(Records to process)
════════

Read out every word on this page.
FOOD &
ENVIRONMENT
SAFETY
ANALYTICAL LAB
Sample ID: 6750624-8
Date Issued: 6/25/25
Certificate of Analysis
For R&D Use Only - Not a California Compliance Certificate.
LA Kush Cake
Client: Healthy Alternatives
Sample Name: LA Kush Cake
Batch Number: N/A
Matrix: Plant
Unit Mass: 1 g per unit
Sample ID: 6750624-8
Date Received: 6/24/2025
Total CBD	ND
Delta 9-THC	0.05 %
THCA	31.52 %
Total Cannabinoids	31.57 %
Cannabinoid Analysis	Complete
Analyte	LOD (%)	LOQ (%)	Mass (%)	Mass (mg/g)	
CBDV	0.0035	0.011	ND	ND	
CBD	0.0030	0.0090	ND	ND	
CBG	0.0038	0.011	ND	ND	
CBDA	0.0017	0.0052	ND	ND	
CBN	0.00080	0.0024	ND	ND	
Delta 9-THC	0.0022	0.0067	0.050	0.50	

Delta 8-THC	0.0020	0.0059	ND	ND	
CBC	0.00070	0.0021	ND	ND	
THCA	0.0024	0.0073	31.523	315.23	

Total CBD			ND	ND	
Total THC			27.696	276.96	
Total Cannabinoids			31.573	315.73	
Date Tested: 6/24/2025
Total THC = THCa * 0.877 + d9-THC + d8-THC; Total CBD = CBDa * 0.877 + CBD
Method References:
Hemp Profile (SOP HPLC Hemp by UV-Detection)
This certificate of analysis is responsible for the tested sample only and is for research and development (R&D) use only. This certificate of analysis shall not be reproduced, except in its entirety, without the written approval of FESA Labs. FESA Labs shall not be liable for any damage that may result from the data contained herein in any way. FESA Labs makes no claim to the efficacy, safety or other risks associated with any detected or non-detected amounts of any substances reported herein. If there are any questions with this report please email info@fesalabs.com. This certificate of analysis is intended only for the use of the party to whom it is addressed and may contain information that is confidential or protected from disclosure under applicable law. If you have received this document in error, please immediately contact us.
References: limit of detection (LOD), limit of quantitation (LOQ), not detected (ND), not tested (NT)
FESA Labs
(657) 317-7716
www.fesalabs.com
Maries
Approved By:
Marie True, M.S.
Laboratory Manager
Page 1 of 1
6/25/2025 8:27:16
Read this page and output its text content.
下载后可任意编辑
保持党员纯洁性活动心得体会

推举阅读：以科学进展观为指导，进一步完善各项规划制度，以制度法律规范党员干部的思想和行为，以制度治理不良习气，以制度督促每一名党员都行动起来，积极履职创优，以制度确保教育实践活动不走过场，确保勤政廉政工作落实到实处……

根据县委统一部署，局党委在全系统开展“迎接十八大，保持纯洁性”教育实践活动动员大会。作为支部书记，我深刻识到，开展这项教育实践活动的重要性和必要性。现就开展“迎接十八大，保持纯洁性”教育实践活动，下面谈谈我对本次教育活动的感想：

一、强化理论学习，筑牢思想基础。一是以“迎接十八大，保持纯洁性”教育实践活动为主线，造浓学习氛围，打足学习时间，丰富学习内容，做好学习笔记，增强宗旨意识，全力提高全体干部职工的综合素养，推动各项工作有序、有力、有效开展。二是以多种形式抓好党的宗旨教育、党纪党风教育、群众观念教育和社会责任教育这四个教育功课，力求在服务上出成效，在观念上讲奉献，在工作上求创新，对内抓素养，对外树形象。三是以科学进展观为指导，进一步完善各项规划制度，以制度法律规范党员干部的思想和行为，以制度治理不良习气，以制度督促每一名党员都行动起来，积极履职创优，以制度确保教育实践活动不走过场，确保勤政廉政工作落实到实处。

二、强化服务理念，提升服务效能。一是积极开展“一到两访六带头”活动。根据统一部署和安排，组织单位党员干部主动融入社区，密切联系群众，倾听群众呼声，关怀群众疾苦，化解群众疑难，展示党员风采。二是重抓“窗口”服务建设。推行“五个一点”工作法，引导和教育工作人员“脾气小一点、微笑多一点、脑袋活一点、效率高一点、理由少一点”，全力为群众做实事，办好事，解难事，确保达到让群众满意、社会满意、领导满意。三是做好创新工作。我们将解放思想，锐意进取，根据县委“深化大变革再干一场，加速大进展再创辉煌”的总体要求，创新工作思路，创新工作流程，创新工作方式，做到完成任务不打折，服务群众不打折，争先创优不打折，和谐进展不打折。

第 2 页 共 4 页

════════

(What you have to do) Send back all of the entries exactly, with nothing missing.

(Reply to the task)
Read out every word on this page.
FOOD &
ENVIRONMENT
SAFETY
ANALYTICAL LAB
Sample ID: 6750624-8
Date Issued: 6/25/25
Certificate of Analysis
For R&D Use Only - Not a California Compliance Certificate.
LA Kush Cake
Client: Healthy Alternatives
Sample Name: LA Kush Cake
Batch Number: N/A
Matrix: Plant
Unit Mass: 1 g per unit
Sample ID: 6750624-8
Date Received: 6/24/2025
Total CBD	ND
Delta 9-THC	0.05 %
THCA	31.52 %
Total Cannabinoids	31.57 %
Cannabinoid Analysis	Complete
Analyte	LOD (%)	LOQ (%)	Mass (%)	Mass (mg/g)	
CBDV	0.0035	0.011	ND	ND	
CBD	0.0030	0.0090	ND	ND	
CBG	0.0038	0.011	ND	ND	
CBDA	0.0017	0.0052	ND	ND	
CBN	0.00080	0.0024	ND	ND	
Delta 9-THC	0.0022	0.0067	0.050	0.50	

Delta 8-THC	0.0020	0.0059	ND	ND	
CBC	0.00070	0.0021	ND	ND	
THCA	0.0024	0.0073	31.523	315.23	

Total CBD			ND	ND	
Total THC			27.696	276.96	
Total Cannabinoids			31.573	315.73	
Date Tested: 6/24/2025
Total THC = THCa * 0.877 + d9-THC + d8-THC; Total CBD = CBDa * 0.877 + CBD
Method References:
Hemp Profile (SOP HPLC Hemp by UV-Detection)
This certificate of analysis is responsible for the tested sample only and is for research and development (R&D) use only. This certificate of analysis shall not be reproduced, except in its entirety, without the written approval of FESA Labs. FESA Labs shall not be liable for any damage that may result from the data contained herein in any way. FESA Labs makes no claim to the efficacy, safety or other risks associated with any detected or non-detected amounts of any substances reported herein. If there are any questions with this report please email info@fesalabs.com. This certificate of analysis is intended only for the use of the party to whom it is addressed and may contain information that is confidential or protected from disclosure under applicable law. If you have received this document in error, please immediately contact us.
References: limit of detection (LOD), limit of quantitation (LOQ), not detected (ND), not tested (NT)
FESA Labs
(657) 317-7716
www.fesalabs.com
Maries
Approved By:
Marie True, M.S.
Laboratory Manager
Page 1 of 1
6/25/2025 8:27:16
Read this page and output its text content.
下载后可任意编辑
保持党员纯洁性活动心得体会

推举阅读：以科学进展观为指导，进一步完善各项规划制度，以制度法律规范党员干部的思想和行为，以制度治理不良习气，以制度督促每一名党员都行动起来，积极履职创优，以制度确保教育实践活动不走过场，确保勤政廉政工作落实到实处……

根据县委统一部署，局党委在全系统开展“迎接十八大，保持纯洁性”教育实践活动动员大会。作为支部书记，我深刻识到，开展这项教育实践活动的重要性和必要性。现就开展“迎接十八大，保持纯洁性”教育实践活动，下面谈谈我对本次教育活动的感想：

一、强化理论学习，筑牢思想基础。一是以“迎接十八大，保持纯洁性”教育实践活动为主线，造浓学习氛围，打足学习时间，丰富学习内容，做好学习笔记，增强宗旨意识，全力提高全体干部职工的综合素养，推动各项工作有序、有力、有效开展。二是以多种形式抓好党的宗旨教育、党纪党风教育、群众观念教育和社会责任教育这四个教育功课，力求在服务上出成效，在观念上讲奉献，在工作上求创新，对内抓素养，对外树形象。三是以科学进展观为指导，进一步完善各项规划制度，以制度法律规范党员干部的思想和行为，以制度治理不良习气，以制度督促每一名党员都行动起来，积极履职创优，以制度确保教育实践活动不走过场，确保勤政廉政工作落实到实处。

二、强化服务理念，提升服务效能。一是积极开展“一到两访六带头”活动。根据统一部署和安排，组织单位党员干部主动融入社区，密切联系群众，倾听群众呼声，关怀群众疾苦，化解群众疑难，展示党员风采。二是重抓“窗口”服务建设。推行“五个一点”工作法，引导和教育工作人员“脾气小一点、微笑多一点、脑袋活一点、效率高一点、理由少一点”，全力为群众做实事，办好事，解难事，确保达到让群众满意、社会满意、领导满意。三是做好创新工作。我们将解放思想，锐意进取，根据县委“深化大变革再干一场，加速大进展再创辉煌”的总体要求，创新工作思路，创新工作流程，创新工作方式，做到完成任务不打折，服务群众不打折，争先创优不打折，和谐进展不打折。

第 2 页 共 4 页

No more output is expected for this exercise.